#### DOCUMENT EXCERPT

**********

OS X’s LaunchPad actually kind of great

“Surprisingly useful” would be my two-word review of Apple’s new-with-Lion LaunchPad feature: “A home for your apps. Say goodbye to hunting for the app you need in an applications folder. Launchpad gives you instant access to all your apps.” Novice users, particularly those coming to Mac in droves from iOS, will find it much easier to find apps this way.
That much was obvious. What I did not expect is that an old power user like me would find it so handy. Here’s a review with a lot more than two words…
The old way, the old problems
I know my way around my file system like the back yard I grew up in, but that’s never helped much with the clutteration in the Applications folder — it has always been inefficient to explore my own apps, even though I know where they live. My craving to organize apps into folders has been suppressed for years by annoyingly inconsistent rules about where apps can go. Supposedly you can put apps anywhere, but just try it in practice and see how long it takes to have some kind of problem. In particular, Apple’s own apps tend to cause trouble if you dare move them from their default locations.

**********

#### AIM OF THE EXERCISE
Please edit the stretch of the LaunchPad review from "OS X’s LaunchPad" through "apps this way." and write it out with "Novice users" changed to "New users". The rows after this point are drawn from a separate source.

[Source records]
**********

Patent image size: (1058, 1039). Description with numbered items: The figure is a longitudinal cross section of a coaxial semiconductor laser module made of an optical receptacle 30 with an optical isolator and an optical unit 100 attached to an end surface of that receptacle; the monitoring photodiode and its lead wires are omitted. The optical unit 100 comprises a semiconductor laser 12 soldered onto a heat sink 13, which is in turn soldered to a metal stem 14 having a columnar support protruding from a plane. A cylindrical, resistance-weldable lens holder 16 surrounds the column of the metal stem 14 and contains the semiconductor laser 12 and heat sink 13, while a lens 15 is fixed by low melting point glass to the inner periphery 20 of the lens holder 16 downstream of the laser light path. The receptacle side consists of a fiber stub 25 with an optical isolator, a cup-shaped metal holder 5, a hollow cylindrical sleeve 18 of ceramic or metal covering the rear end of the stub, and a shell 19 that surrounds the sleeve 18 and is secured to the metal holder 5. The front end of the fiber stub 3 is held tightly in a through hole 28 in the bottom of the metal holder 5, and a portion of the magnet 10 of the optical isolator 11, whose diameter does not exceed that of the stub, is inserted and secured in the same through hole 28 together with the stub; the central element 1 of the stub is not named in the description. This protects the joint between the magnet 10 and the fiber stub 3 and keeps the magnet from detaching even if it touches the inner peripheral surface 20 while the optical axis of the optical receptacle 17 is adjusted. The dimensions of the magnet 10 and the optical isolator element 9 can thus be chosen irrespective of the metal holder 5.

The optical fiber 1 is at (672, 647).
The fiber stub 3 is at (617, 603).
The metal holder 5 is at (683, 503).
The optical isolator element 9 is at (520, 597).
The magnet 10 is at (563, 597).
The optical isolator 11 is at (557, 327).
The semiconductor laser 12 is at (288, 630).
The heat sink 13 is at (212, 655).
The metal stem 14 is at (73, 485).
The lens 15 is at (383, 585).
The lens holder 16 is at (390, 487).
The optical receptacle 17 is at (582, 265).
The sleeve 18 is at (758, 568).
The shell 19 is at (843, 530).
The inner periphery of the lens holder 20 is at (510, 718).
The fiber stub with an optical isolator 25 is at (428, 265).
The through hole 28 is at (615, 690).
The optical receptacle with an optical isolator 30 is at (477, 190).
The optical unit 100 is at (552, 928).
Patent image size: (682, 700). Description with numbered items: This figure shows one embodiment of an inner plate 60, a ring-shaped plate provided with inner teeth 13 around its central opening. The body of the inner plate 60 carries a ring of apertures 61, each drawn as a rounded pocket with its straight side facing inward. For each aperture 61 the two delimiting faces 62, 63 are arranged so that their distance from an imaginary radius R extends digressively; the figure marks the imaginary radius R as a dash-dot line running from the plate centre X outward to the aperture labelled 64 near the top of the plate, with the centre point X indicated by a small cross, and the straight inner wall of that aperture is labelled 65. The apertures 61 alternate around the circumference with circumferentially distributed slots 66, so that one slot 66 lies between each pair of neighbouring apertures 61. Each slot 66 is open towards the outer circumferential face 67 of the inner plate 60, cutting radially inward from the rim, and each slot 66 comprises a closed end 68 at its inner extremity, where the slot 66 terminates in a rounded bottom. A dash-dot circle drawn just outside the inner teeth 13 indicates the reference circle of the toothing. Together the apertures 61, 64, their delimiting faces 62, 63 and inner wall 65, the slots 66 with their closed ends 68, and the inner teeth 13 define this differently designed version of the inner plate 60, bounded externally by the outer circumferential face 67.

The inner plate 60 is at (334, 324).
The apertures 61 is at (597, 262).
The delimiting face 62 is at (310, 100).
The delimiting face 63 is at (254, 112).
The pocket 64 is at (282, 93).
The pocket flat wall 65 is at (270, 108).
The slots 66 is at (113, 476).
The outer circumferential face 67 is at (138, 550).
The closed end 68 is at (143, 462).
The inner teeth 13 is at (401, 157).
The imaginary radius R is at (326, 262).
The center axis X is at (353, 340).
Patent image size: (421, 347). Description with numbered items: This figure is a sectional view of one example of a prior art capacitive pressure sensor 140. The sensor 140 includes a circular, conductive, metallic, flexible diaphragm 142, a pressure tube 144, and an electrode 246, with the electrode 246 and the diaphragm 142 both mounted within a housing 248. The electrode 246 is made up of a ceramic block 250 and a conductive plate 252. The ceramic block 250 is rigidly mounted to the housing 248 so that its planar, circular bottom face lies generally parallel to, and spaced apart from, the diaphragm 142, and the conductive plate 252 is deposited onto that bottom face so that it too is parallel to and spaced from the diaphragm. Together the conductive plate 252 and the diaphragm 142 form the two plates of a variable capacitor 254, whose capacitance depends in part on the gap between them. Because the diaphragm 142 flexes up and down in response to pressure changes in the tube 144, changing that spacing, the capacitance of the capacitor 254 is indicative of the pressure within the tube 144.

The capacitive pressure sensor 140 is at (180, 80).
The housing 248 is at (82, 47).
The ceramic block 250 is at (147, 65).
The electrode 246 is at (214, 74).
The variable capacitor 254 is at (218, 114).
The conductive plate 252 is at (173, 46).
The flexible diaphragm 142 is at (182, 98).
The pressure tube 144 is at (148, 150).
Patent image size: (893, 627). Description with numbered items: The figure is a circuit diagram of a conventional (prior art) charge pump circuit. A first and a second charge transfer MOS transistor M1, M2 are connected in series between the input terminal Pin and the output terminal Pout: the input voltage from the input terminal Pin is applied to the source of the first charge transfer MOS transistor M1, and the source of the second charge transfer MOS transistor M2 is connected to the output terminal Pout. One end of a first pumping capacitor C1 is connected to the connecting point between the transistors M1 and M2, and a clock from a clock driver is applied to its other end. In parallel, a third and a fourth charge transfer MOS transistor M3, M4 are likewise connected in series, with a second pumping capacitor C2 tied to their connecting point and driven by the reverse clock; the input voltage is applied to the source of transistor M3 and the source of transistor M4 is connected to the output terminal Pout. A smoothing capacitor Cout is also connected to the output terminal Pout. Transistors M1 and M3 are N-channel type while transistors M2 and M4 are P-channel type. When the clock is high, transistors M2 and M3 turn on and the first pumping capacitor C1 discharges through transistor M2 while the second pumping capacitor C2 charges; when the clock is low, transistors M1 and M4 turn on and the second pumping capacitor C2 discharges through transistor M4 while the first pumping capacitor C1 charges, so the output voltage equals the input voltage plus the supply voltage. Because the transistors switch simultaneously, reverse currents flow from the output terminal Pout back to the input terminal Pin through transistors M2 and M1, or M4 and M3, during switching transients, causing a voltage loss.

**********

#### EXPECTED ANSWER
OS X’s LaunchPad actually kind of great

“Surprisingly useful” would be my two-word review of Apple’s new-with-Lion LaunchPad feature: “A home for your apps. Say goodbye to hunting for the app you need in an applications folder. Launchpad gives you instant access to all your apps.” New users, particularly those coming to Mac in droves from iOS, will find it much easier to find apps this way.